-- Begin MATERIAL SHOWN --

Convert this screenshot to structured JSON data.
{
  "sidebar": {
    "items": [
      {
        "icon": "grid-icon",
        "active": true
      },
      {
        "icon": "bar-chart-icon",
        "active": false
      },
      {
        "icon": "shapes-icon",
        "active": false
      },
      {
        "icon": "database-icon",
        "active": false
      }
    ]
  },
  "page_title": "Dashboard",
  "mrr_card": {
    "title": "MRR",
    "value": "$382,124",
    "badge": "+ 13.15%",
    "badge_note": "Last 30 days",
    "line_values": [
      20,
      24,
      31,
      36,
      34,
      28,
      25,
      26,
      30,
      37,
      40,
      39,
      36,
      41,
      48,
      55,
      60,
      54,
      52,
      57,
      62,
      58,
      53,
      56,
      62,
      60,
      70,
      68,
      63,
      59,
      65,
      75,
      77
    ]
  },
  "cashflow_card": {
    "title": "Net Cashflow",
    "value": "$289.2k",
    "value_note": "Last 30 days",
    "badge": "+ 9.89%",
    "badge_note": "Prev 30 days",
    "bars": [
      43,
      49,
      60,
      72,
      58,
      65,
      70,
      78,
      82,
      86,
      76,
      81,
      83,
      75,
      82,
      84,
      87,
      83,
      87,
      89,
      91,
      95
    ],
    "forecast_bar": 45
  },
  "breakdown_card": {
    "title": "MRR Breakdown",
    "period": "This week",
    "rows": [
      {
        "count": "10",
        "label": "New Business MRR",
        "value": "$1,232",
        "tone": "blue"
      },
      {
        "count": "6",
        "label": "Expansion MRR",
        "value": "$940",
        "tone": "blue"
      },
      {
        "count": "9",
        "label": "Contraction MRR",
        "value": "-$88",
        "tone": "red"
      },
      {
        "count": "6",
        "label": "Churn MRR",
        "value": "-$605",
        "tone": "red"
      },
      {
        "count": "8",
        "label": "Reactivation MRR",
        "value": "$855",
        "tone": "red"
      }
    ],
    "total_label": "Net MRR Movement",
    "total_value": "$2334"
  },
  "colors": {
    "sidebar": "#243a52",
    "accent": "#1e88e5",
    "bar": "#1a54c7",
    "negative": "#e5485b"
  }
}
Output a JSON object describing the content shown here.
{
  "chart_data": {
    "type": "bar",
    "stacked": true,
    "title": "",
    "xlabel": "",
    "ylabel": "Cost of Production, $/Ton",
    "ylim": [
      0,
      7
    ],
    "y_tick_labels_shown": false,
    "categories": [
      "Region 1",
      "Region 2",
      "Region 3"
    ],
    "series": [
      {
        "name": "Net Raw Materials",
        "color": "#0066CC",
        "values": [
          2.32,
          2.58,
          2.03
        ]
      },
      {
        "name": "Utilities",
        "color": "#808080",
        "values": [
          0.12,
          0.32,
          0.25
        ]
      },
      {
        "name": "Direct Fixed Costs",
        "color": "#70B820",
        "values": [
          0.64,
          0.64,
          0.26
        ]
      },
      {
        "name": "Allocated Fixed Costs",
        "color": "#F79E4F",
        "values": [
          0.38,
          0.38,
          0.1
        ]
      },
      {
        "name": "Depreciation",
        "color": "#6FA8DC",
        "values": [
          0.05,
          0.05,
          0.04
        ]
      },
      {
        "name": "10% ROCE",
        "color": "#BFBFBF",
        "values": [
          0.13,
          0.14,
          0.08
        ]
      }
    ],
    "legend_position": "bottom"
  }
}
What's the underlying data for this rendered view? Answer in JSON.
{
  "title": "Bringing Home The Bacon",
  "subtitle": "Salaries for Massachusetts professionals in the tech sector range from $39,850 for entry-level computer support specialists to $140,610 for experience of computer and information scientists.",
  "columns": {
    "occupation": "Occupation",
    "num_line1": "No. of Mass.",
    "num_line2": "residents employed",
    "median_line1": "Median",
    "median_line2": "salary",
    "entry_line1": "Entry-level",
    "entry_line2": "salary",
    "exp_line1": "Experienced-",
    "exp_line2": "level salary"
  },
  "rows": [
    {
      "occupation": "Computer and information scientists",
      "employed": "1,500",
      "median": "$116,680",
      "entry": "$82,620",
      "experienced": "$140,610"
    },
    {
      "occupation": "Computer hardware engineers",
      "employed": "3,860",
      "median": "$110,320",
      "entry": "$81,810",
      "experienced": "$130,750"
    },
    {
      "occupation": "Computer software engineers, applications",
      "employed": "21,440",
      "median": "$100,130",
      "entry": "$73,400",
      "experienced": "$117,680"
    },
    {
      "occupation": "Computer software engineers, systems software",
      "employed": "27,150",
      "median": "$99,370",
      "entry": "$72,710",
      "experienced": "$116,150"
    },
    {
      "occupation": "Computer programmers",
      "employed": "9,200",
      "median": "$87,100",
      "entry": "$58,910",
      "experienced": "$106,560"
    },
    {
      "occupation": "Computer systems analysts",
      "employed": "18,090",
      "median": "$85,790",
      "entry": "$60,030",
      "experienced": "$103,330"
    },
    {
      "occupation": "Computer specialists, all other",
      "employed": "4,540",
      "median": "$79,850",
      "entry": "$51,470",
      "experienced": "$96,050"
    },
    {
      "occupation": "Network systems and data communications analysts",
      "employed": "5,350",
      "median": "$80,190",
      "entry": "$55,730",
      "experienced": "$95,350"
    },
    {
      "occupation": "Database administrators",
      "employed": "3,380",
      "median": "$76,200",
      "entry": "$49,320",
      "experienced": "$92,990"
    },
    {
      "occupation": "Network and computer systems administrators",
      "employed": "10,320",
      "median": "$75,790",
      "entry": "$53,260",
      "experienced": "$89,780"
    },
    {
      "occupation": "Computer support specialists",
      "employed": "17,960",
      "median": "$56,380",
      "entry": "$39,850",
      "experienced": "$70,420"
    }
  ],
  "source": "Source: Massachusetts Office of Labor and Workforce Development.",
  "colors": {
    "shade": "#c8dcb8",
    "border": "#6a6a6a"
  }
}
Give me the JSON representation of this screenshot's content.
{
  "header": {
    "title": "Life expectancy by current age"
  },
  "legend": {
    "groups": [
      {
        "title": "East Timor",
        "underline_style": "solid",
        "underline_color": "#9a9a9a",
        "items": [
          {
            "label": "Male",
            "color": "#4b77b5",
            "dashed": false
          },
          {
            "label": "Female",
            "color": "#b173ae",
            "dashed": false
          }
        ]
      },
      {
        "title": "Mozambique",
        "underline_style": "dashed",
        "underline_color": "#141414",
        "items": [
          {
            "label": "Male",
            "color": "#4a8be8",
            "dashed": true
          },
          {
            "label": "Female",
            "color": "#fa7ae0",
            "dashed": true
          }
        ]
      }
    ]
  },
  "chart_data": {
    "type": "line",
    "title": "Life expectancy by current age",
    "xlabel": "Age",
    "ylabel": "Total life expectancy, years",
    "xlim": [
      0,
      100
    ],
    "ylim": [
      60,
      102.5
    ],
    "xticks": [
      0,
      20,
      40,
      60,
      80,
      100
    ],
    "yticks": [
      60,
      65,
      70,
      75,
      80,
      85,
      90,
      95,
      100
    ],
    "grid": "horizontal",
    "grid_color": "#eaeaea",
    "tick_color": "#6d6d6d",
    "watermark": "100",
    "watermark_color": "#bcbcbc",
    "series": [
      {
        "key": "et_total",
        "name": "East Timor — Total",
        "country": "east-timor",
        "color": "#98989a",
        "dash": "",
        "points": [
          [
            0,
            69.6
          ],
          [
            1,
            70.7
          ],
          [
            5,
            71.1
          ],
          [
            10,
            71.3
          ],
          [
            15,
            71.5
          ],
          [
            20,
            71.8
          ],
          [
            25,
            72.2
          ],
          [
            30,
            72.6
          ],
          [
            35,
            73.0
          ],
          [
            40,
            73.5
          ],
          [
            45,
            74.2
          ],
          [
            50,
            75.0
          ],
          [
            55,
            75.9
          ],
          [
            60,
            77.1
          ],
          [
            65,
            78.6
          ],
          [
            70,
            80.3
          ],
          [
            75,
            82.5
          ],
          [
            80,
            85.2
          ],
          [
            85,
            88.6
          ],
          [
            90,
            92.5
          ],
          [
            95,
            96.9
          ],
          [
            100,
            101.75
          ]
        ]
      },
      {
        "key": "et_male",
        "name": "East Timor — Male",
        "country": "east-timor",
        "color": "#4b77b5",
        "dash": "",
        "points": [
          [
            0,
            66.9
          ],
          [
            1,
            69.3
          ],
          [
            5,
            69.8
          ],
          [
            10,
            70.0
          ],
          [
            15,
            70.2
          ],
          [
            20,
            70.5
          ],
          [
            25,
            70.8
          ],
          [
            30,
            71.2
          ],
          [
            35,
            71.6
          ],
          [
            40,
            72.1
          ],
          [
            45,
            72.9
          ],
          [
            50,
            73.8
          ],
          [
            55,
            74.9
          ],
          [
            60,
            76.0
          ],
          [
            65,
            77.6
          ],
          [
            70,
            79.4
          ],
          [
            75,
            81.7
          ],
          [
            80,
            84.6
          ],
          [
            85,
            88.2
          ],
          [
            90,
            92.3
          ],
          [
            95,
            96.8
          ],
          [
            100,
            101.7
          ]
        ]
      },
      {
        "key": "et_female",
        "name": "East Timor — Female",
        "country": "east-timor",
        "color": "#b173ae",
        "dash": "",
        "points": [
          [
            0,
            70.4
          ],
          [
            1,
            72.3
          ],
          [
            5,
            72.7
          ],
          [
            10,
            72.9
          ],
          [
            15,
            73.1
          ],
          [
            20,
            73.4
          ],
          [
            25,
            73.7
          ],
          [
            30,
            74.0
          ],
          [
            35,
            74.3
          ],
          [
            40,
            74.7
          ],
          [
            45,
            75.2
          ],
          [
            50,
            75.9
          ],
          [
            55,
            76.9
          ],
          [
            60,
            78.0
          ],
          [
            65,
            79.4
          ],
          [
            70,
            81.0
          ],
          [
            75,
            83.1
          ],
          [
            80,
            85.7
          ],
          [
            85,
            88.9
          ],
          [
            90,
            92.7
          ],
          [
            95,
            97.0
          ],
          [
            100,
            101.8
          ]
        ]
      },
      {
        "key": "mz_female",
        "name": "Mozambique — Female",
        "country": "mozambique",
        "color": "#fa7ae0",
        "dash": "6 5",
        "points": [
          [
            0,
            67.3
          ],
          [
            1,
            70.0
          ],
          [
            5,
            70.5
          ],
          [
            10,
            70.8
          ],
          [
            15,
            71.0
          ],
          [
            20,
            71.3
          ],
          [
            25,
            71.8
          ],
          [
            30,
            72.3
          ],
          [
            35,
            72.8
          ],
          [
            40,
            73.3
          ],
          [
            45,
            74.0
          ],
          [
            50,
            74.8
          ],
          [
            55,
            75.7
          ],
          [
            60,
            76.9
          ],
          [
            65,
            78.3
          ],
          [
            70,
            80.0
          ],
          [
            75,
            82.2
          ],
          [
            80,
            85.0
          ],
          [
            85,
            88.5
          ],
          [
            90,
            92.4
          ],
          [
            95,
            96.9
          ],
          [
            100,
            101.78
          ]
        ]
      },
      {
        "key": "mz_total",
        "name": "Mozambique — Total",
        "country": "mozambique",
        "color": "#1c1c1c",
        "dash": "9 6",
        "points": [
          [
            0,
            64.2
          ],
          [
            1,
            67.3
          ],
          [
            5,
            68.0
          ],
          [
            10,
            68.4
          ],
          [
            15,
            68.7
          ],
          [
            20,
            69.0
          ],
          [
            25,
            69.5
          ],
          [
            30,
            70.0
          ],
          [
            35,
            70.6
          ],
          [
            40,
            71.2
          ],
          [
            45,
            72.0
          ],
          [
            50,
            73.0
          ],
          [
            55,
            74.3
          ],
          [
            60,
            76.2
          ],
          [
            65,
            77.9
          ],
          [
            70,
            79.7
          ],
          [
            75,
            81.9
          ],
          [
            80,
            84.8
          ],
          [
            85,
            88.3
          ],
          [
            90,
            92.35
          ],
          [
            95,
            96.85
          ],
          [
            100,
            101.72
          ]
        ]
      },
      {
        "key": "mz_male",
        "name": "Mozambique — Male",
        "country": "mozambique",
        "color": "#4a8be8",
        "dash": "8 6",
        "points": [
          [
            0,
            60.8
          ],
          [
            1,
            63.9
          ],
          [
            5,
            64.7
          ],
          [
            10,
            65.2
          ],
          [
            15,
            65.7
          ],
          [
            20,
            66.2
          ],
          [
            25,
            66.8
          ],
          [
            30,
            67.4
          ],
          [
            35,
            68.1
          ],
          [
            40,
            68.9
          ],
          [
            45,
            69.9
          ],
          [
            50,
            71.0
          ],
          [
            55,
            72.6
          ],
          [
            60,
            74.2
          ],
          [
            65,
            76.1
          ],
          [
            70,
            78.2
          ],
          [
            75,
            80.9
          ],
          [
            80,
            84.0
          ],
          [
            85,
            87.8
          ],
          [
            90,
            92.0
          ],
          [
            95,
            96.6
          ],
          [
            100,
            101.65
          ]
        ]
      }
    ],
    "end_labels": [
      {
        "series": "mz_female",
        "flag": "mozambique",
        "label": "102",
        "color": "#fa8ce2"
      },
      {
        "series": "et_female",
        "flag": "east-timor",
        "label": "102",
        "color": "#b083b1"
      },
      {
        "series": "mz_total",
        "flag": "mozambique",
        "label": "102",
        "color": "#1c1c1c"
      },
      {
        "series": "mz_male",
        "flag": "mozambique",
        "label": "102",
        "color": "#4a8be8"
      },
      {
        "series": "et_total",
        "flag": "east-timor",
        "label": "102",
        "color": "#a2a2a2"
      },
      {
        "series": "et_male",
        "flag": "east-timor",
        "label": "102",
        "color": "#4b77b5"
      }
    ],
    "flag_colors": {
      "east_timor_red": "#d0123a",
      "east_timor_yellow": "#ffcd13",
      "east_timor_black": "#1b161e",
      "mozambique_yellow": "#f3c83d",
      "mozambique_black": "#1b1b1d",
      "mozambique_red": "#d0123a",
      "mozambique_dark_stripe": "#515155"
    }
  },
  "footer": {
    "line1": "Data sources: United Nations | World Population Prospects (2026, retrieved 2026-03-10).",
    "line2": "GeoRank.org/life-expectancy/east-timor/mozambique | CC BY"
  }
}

-- End MATERIAL SHOWN --

### WHAT THE EXERCISE ASKS
Find how many lines in the listing hold "Costs", and reply with that number only.

### EXERCISE OUTPUT
2